**Records shown**.
+===+
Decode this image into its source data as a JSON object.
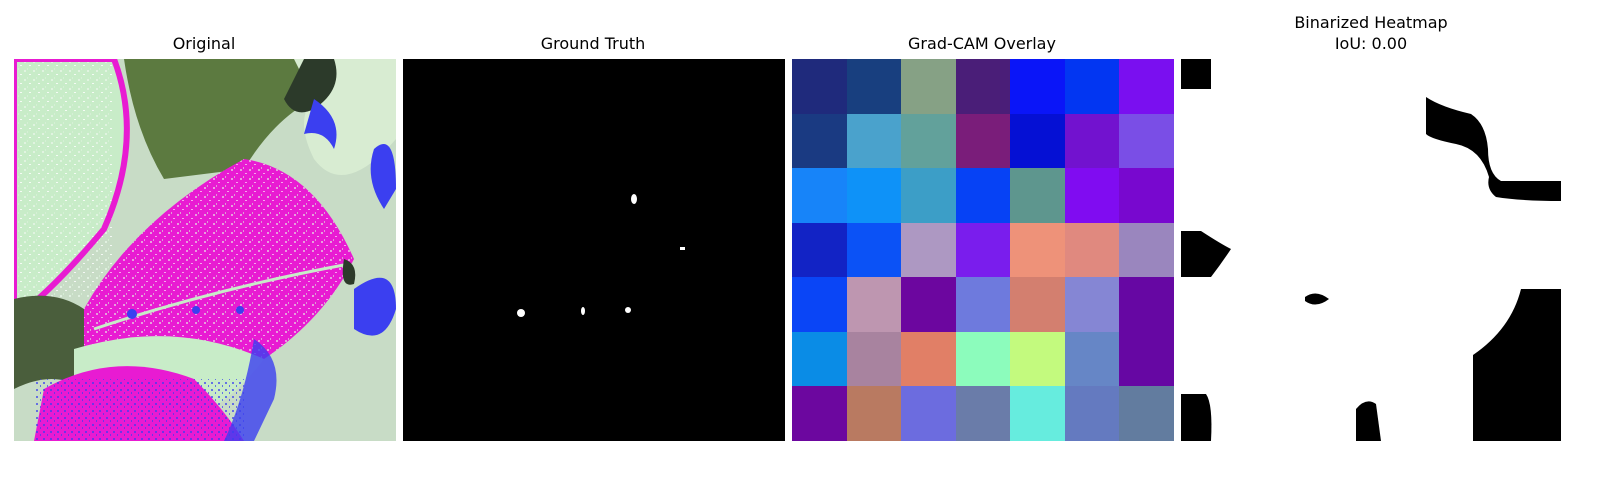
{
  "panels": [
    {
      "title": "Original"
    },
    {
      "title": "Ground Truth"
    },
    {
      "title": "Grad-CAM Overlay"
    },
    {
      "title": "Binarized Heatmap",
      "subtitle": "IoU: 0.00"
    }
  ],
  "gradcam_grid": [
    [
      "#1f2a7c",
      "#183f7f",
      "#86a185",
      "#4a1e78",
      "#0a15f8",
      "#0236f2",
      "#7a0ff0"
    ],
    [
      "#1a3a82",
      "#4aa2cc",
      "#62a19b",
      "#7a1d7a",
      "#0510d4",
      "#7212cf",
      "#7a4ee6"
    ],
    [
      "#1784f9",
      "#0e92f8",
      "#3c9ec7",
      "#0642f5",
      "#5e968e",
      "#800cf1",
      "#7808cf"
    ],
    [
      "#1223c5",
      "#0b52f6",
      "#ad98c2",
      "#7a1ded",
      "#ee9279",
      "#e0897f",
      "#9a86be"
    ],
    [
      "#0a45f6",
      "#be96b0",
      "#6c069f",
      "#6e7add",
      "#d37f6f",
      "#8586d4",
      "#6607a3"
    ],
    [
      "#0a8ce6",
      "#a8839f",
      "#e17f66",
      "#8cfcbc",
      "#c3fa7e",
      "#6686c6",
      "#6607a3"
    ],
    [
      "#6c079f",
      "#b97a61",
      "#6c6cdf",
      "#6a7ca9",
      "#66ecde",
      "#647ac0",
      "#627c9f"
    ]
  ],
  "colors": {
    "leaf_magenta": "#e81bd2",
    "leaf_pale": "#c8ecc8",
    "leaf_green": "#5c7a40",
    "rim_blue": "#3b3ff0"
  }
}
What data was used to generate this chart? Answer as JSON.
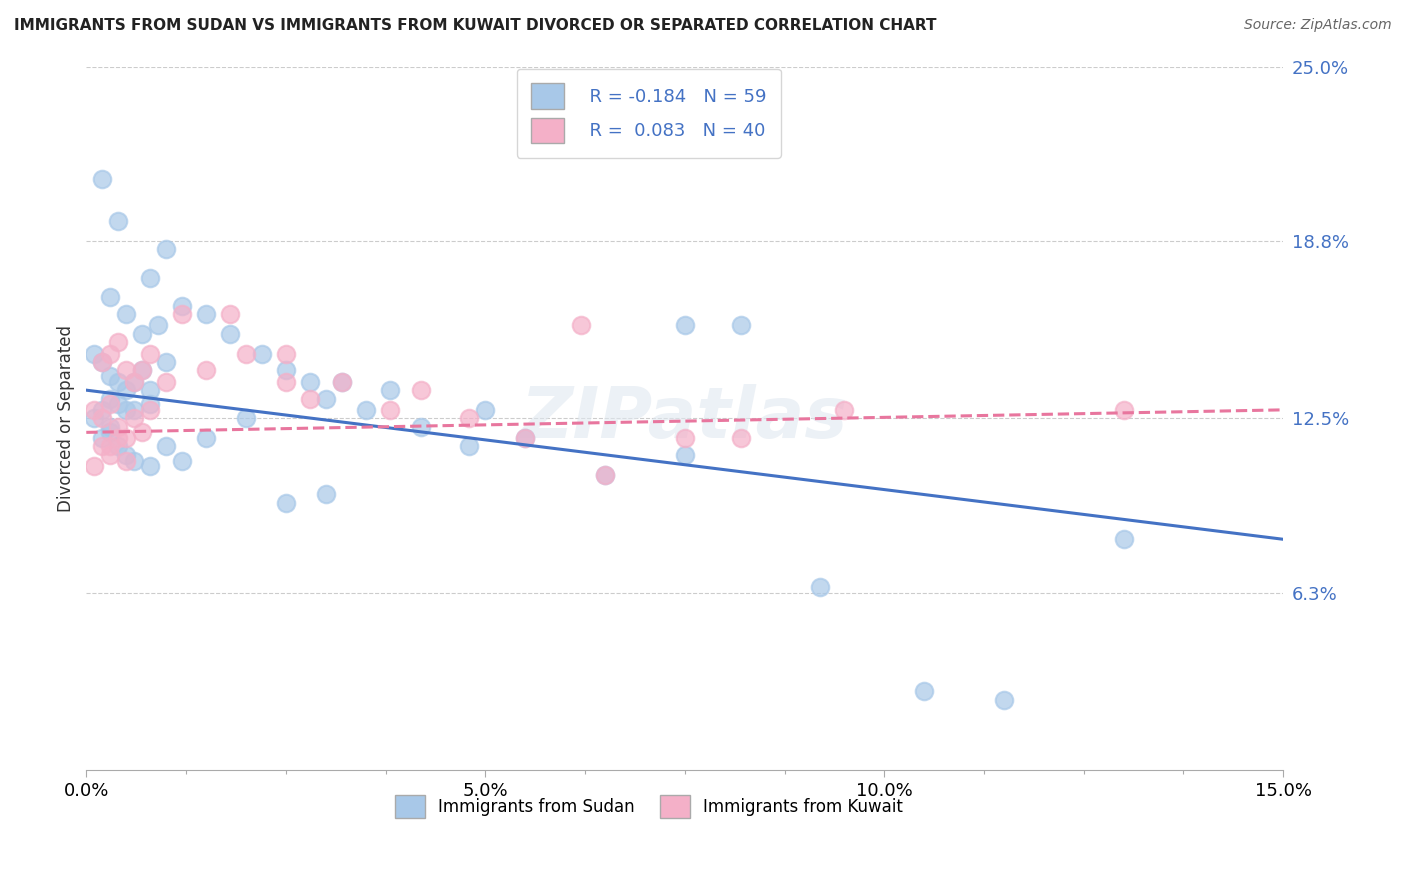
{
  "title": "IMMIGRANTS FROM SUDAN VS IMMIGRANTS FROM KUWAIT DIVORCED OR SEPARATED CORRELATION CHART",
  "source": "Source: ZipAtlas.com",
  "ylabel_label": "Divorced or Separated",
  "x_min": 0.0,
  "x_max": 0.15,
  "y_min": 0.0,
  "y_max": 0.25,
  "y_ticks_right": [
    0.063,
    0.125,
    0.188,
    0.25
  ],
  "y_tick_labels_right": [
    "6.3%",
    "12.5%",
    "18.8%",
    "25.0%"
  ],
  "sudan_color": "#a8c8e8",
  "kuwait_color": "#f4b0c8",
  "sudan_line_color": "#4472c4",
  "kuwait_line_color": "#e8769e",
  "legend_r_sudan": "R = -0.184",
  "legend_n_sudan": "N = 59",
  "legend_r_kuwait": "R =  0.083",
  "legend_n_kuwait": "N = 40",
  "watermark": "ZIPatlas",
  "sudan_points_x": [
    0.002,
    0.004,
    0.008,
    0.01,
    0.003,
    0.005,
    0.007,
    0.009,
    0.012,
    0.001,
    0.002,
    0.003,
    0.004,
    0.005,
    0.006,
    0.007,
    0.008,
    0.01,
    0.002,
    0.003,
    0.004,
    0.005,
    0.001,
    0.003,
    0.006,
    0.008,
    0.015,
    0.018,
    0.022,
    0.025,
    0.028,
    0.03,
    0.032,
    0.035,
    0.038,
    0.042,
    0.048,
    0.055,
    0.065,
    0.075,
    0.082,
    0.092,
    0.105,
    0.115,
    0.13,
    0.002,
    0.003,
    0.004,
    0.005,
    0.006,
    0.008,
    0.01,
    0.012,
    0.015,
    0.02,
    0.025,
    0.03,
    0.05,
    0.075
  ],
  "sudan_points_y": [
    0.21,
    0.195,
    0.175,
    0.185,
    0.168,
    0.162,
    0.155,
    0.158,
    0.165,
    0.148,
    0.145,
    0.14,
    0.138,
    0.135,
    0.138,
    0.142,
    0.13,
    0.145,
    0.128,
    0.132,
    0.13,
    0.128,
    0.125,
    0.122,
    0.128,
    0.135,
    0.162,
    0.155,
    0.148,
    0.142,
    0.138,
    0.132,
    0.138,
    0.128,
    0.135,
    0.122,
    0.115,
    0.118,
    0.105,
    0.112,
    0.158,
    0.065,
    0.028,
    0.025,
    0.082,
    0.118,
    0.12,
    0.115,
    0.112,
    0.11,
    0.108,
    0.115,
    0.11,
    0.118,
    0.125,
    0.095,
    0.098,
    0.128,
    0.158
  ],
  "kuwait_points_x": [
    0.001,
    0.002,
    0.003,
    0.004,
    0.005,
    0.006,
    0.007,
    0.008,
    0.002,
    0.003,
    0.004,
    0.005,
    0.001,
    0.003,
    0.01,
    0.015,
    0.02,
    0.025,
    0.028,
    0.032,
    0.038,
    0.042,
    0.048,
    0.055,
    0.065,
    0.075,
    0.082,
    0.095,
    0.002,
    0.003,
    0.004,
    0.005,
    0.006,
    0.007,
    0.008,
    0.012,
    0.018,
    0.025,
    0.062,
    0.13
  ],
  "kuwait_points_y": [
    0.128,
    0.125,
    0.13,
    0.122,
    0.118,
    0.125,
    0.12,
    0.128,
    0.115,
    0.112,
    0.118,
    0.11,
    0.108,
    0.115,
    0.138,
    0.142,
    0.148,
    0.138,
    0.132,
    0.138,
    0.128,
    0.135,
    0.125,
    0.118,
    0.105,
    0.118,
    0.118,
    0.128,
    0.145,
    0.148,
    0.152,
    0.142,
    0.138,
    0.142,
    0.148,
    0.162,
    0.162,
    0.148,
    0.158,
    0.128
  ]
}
+===+
**Given instruction**. Repeat the material exactly as it reads, without any of its pictures.

**Solution below**.
Decode this image into its source data as a JSON object.
{
  "panels": [
    {
      "title": "Original"
    },
    {
      "title": "Ground Truth"
    },
    {
      "title": "Grad-CAM Overlay"
    },
    {
      "title": "Binarized Heatmap",
      "subtitle": "IoU: 0.00"
    }
  ],
  "gradcam_grid": [
    [
      "#1f2a7c",
      "#183f7f",
      "#86a185",
      "#4a1e78",
      "#0a15f8",
      "#0236f2",
      "#7a0ff0"
    ],
    [
      "#1a3a82",
      "#4aa2cc",
      "#62a19b",
      "#7a1d7a",
      "#0510d4",
      "#7212cf",
      "#7a4ee6"
    ],
    [
      "#1784f9",
      "#0e92f8",
      "#3c9ec7",
      "#0642f5",
      "#5e968e",
      "#800cf1",
      "#7808cf"
    ],
    [
      "#1223c5",
      "#0b52f6",
      "#ad98c2",
      "#7a1ded",
      "#ee9279",
      "#e0897f",
      "#9a86be"
    ],
    [
      "#0a45f6",
      "#be96b0",
      "#6c069f",
      "#6e7add",
      "#d37f6f",
      "#8586d4",
      "#6607a3"
    ],
    [
      "#0a8ce6",
      "#a8839f",
      "#e17f66",
      "#8cfcbc",
      "#c3fa7e",
      "#6686c6",
      "#6607a3"
    ],
    [
      "#6c079f",
      "#b97a61",
      "#6c6cdf",
      "#6a7ca9",
      "#66ecde",
      "#647ac0",
      "#627c9f"
    ]
  ],
  "colors": {
    "leaf_magenta": "#e81bd2",
    "leaf_pale": "#c8ecc8",
    "leaf_green": "#5c7a40",
    "rim_blue": "#3b3ff0"
  }
}
What data was used to generate this chart? Answer as JSON.
{
  "title": "IMMIGRANTS FROM SUDAN VS IMMIGRANTS FROM KUWAIT DIVORCED OR SEPARATED CORRELATION CHART",
  "source": "Source: ZipAtlas.com",
  "ylabel_label": "Divorced or Separated",
  "x_min": 0.0,
  "x_max": 0.15,
  "y_min": 0.0,
  "y_max": 0.25,
  "y_ticks_right": [
    0.063,
    0.125,
    0.188,
    0.25
  ],
  "y_tick_labels_right": [
    "6.3%",
    "12.5%",
    "18.8%",
    "25.0%"
  ],
  "sudan_color": "#a8c8e8",
  "kuwait_color": "#f4b0c8",
  "sudan_line_color": "#4472c4",
  "kuwait_line_color": "#e8769e",
  "legend_r_sudan": "R = -0.184",
  "legend_n_sudan": "N = 59",
  "legend_r_kuwait": "R =  0.083",
  "legend_n_kuwait": "N = 40",
  "watermark": "ZIPatlas",
  "sudan_points_x": [
    0.002,
    0.004,
    0.008,
    0.01,
    0.003,
    0.005,
    0.007,
    0.009,
    0.012,
    0.001,
    0.002,
    0.003,
    0.004,
    0.005,
    0.006,
    0.007,
    0.008,
    0.01,
    0.002,
    0.003,
    0.004,
    0.005,
    0.001,
    0.003,
    0.006,
    0.008,
    0.015,
    0.018,
    0.022,
    0.025,
    0.028,
    0.03,
    0.032,
    0.035,
    0.038,
    0.042,
    0.048,
    0.055,
    0.065,
    0.075,
    0.082,
    0.092,
    0.105,
    0.115,
    0.13,
    0.002,
    0.003,
    0.004,
    0.005,
    0.006,
    0.008,
    0.01,
    0.012,
    0.015,
    0.02,
    0.025,
    0.03,
    0.05,
    0.075
  ],
  "sudan_points_y": [
    0.21,
    0.195,
    0.175,
    0.185,
    0.168,
    0.162,
    0.155,
    0.158,
    0.165,
    0.148,
    0.145,
    0.14,
    0.138,
    0.135,
    0.138,
    0.142,
    0.13,
    0.145,
    0.128,
    0.132,
    0.13,
    0.128,
    0.125,
    0.122,
    0.128,
    0.135,
    0.162,
    0.155,
    0.148,
    0.142,
    0.138,
    0.132,
    0.138,
    0.128,
    0.135,
    0.122,
    0.115,
    0.118,
    0.105,
    0.112,
    0.158,
    0.065,
    0.028,
    0.025,
    0.082,
    0.118,
    0.12,
    0.115,
    0.112,
    0.11,
    0.108,
    0.115,
    0.11,
    0.118,
    0.125,
    0.095,
    0.098,
    0.128,
    0.158
  ],
  "kuwait_points_x": [
    0.001,
    0.002,
    0.003,
    0.004,
    0.005,
    0.006,
    0.007,
    0.008,
    0.002,
    0.003,
    0.004,
    0.005,
    0.001,
    0.003,
    0.01,
    0.015,
    0.02,
    0.025,
    0.028,
    0.032,
    0.038,
    0.042,
    0.048,
    0.055,
    0.065,
    0.075,
    0.082,
    0.095,
    0.002,
    0.003,
    0.004,
    0.005,
    0.006,
    0.007,
    0.008,
    0.012,
    0.018,
    0.025,
    0.062,
    0.13
  ],
  "kuwait_points_y": [
    0.128,
    0.125,
    0.13,
    0.122,
    0.118,
    0.125,
    0.12,
    0.128,
    0.115,
    0.112,
    0.118,
    0.11,
    0.108,
    0.115,
    0.138,
    0.142,
    0.148,
    0.138,
    0.132,
    0.138,
    0.128,
    0.135,
    0.125,
    0.118,
    0.105,
    0.118,
    0.118,
    0.128,
    0.145,
    0.148,
    0.152,
    0.142,
    0.138,
    0.142,
    0.148,
    0.162,
    0.162,
    0.148,
    0.158,
    0.128
  ]
}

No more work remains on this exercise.